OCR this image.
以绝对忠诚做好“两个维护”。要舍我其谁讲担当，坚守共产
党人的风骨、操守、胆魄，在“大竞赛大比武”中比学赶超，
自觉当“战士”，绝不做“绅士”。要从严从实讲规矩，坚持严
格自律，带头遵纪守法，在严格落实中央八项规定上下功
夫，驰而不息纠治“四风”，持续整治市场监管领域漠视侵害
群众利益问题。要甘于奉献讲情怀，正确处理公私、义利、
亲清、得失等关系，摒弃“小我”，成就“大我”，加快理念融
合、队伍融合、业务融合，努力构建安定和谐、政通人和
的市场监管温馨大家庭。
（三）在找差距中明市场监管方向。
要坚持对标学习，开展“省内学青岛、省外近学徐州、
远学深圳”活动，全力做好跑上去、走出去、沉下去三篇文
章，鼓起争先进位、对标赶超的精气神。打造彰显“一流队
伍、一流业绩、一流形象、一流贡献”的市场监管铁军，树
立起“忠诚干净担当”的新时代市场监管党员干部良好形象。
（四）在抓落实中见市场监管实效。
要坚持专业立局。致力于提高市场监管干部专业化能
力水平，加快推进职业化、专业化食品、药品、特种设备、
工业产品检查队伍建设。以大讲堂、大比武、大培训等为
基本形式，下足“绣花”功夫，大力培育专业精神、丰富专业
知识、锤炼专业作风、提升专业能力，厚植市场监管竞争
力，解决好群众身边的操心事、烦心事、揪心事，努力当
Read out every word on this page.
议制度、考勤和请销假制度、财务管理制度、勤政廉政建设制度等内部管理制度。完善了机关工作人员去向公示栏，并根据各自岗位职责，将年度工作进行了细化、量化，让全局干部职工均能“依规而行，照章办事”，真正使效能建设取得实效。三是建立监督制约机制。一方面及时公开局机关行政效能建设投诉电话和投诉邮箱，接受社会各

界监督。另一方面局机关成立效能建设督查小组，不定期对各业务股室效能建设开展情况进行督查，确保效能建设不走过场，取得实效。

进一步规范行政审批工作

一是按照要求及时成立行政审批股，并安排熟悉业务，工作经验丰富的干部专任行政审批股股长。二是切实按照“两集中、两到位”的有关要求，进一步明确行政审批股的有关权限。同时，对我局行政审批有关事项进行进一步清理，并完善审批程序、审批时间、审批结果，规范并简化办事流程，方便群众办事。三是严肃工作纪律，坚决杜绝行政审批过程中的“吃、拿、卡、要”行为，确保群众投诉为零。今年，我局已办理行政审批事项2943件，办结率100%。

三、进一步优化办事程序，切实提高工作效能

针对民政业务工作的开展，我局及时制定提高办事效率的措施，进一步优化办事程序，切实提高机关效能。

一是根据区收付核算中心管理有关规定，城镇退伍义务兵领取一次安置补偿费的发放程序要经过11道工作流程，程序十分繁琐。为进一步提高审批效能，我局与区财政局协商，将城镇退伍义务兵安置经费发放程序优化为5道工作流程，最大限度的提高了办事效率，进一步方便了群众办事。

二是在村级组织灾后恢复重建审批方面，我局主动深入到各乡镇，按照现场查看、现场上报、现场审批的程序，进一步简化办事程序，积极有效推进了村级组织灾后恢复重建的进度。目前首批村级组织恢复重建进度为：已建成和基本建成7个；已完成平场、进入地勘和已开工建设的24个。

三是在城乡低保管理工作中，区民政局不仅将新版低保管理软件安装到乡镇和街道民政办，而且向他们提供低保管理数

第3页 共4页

********

• **PROBLEM DESCRIPTION**
Give only the number of lines in the data that hold the word "this".

• **IN RESPONSE**
2